*INFORMATION PROVIDED*

★ ★ ★ ★ ★ ★ ★

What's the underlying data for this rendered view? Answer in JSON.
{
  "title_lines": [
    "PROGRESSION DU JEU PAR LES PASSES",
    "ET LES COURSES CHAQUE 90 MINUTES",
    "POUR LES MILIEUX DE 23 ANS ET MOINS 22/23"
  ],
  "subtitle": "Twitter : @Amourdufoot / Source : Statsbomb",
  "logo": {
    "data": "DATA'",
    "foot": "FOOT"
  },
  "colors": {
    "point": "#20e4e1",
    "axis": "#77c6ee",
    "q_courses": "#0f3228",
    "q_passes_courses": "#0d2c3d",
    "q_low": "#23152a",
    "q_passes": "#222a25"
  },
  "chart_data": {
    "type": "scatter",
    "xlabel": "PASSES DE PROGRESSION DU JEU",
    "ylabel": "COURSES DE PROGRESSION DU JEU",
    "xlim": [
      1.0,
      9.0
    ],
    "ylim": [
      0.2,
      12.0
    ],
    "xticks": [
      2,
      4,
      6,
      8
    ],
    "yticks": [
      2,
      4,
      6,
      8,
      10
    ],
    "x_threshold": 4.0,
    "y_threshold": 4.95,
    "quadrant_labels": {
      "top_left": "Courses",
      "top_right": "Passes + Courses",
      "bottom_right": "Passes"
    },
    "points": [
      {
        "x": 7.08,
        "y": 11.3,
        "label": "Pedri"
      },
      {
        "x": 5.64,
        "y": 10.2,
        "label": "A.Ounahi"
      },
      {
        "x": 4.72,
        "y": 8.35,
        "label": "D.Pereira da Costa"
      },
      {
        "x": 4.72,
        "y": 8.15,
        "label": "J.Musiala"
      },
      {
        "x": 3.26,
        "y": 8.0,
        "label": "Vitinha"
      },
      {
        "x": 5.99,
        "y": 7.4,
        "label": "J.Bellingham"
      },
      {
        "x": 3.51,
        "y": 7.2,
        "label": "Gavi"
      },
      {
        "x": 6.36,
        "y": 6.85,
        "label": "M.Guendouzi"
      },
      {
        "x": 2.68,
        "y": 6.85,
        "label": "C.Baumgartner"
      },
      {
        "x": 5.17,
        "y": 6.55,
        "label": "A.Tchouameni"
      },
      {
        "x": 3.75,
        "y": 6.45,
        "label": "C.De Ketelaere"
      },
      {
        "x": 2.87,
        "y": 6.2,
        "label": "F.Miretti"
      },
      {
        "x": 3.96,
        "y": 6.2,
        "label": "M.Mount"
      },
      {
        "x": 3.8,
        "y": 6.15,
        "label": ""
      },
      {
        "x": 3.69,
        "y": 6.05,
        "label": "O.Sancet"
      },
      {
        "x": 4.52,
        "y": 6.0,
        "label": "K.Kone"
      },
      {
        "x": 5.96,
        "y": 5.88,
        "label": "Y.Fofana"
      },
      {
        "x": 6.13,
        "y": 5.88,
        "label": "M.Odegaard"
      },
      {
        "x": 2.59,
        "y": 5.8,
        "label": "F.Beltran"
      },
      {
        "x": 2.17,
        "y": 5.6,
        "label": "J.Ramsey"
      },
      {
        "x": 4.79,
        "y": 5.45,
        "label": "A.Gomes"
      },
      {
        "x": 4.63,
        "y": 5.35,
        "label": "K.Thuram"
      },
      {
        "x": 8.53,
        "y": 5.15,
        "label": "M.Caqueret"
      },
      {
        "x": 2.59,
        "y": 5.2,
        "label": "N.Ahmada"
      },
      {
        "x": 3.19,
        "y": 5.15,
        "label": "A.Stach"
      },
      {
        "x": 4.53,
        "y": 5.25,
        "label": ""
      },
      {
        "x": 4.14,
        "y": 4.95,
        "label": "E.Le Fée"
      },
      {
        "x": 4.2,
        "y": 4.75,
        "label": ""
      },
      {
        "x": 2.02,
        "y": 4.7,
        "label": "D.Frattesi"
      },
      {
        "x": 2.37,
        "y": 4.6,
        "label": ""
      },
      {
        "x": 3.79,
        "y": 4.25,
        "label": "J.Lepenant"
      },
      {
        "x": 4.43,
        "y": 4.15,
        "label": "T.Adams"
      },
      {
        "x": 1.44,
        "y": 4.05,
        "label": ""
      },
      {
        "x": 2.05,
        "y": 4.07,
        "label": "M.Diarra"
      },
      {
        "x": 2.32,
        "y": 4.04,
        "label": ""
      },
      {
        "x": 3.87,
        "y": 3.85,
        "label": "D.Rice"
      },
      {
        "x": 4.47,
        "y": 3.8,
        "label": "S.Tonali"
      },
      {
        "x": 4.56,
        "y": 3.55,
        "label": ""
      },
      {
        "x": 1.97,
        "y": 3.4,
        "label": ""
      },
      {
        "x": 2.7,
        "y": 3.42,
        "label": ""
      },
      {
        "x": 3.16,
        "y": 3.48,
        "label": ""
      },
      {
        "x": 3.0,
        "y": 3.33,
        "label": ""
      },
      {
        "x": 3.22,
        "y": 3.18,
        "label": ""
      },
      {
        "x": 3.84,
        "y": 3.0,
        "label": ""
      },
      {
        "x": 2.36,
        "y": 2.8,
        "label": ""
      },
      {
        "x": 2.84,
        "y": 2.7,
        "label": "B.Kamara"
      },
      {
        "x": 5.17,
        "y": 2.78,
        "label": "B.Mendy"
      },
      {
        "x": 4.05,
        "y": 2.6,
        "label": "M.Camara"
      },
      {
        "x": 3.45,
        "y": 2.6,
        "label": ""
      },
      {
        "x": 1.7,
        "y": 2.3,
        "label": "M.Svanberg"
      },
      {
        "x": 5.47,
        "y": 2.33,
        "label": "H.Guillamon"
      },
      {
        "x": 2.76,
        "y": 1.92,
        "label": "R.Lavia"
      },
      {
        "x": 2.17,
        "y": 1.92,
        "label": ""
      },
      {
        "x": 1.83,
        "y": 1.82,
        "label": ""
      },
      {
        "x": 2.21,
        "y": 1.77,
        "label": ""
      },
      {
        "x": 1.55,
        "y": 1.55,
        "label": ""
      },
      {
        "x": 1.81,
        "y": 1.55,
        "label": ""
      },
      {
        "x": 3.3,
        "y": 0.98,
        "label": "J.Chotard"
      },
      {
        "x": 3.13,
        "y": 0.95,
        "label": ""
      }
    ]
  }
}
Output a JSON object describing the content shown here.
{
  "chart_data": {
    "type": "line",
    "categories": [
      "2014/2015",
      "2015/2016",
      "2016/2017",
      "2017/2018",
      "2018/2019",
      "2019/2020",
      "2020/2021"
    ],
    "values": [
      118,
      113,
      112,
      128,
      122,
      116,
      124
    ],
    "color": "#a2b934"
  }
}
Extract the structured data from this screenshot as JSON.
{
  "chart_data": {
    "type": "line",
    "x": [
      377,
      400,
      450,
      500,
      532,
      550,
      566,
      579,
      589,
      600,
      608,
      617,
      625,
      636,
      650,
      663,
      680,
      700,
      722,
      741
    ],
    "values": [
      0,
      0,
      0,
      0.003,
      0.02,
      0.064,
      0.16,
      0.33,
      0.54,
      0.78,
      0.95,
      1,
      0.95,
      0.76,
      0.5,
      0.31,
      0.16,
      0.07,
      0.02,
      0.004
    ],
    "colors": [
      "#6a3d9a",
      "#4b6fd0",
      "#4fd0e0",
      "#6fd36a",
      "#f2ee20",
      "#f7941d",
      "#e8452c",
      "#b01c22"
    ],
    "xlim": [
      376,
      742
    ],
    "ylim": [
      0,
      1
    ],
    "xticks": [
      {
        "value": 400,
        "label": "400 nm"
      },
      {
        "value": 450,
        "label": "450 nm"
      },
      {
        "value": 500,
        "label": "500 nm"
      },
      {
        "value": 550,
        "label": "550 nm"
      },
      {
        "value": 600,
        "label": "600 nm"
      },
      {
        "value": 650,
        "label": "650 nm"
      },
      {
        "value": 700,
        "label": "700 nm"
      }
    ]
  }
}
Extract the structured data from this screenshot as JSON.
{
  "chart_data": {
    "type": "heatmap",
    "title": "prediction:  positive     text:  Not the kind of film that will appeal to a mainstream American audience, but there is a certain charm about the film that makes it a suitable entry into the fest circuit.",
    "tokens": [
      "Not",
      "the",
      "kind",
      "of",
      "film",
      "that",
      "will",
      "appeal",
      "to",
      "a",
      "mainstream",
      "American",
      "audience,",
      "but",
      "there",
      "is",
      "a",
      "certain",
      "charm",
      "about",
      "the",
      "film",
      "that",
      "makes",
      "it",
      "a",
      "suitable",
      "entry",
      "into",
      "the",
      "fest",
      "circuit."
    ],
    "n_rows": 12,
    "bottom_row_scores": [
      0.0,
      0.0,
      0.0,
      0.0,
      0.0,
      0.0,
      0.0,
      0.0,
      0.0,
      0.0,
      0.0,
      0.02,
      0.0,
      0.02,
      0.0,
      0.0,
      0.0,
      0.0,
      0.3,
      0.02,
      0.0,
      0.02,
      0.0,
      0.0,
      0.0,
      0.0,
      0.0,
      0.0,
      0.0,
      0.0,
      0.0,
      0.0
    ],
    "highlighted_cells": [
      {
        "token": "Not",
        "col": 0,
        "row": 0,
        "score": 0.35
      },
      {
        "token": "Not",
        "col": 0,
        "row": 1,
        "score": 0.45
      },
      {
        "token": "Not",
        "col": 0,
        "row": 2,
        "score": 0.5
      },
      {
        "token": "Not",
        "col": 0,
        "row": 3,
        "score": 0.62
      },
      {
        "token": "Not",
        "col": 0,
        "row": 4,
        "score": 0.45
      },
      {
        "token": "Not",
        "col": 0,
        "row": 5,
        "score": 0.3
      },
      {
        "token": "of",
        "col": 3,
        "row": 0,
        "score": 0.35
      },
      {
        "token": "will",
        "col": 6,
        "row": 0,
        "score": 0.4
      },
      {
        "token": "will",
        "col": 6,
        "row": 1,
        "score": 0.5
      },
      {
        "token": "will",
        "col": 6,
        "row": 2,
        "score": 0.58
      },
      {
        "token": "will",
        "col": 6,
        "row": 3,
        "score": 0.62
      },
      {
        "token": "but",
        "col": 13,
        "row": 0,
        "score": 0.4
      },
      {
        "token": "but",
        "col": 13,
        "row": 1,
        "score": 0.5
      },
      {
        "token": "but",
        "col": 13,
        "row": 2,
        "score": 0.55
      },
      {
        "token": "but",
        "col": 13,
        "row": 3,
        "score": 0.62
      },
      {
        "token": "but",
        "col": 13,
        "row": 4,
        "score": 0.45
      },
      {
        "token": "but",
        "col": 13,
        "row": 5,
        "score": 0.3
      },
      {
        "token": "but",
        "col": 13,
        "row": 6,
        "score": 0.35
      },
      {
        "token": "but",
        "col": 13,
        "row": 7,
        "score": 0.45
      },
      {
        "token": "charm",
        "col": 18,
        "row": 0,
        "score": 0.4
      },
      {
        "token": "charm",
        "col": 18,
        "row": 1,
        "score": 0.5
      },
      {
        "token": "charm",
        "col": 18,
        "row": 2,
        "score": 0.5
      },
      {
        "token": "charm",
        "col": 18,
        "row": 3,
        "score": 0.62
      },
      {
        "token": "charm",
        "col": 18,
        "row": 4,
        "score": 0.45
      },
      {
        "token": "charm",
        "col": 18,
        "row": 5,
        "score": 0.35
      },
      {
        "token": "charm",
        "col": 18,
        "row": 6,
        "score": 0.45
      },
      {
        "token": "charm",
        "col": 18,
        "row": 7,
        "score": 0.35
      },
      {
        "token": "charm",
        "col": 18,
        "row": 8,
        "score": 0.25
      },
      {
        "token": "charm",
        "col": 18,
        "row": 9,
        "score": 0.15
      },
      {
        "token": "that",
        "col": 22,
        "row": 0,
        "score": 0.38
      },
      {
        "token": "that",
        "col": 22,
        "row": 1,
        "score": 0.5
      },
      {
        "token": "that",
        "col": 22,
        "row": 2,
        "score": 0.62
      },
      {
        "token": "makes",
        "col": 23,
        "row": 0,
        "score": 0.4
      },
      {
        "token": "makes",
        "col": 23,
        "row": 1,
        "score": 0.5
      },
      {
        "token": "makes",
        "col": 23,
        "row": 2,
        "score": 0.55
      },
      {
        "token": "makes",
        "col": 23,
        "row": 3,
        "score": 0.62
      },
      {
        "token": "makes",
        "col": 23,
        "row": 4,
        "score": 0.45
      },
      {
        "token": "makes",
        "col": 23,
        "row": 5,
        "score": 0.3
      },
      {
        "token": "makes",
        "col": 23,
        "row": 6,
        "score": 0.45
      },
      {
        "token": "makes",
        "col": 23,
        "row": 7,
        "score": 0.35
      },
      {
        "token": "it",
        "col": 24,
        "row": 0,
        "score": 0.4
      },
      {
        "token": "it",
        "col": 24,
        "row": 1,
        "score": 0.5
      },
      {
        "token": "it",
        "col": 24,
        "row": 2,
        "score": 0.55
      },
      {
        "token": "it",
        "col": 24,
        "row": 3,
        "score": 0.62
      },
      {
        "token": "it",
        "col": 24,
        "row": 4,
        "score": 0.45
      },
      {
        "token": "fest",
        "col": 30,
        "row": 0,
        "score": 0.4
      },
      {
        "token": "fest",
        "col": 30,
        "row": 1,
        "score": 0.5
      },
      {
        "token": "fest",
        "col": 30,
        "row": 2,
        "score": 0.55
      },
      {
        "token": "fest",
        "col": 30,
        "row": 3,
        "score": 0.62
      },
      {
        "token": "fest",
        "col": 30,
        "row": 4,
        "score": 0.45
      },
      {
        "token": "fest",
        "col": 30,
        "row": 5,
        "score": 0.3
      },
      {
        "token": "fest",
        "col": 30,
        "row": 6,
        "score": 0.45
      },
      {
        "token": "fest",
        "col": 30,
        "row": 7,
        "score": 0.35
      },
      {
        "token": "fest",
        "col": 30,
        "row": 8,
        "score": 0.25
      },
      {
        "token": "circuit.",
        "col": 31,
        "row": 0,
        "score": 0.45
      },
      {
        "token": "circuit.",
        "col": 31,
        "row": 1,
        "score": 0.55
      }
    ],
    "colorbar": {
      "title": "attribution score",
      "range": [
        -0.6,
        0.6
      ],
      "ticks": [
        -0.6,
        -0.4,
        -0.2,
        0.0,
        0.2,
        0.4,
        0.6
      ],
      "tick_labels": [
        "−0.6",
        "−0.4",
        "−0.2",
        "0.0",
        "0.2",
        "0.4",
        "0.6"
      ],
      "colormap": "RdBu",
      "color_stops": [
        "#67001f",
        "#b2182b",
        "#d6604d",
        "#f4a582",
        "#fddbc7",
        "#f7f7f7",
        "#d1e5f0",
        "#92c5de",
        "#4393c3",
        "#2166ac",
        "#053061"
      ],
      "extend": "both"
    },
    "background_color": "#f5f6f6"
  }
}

★ ★ ★ ★ ★ ★ ★

*PROBLEM TO WORK ON*
Gather each line that holds "JSON".

*SOLUTION FOR THIS PROBLEM*
What's the underlying data for this rendered view? Answer in JSON.
Output a JSON object describing the content shown here.
Extract the structured data from this screenshot as JSON.
Extract the structured data from this screenshot as JSON.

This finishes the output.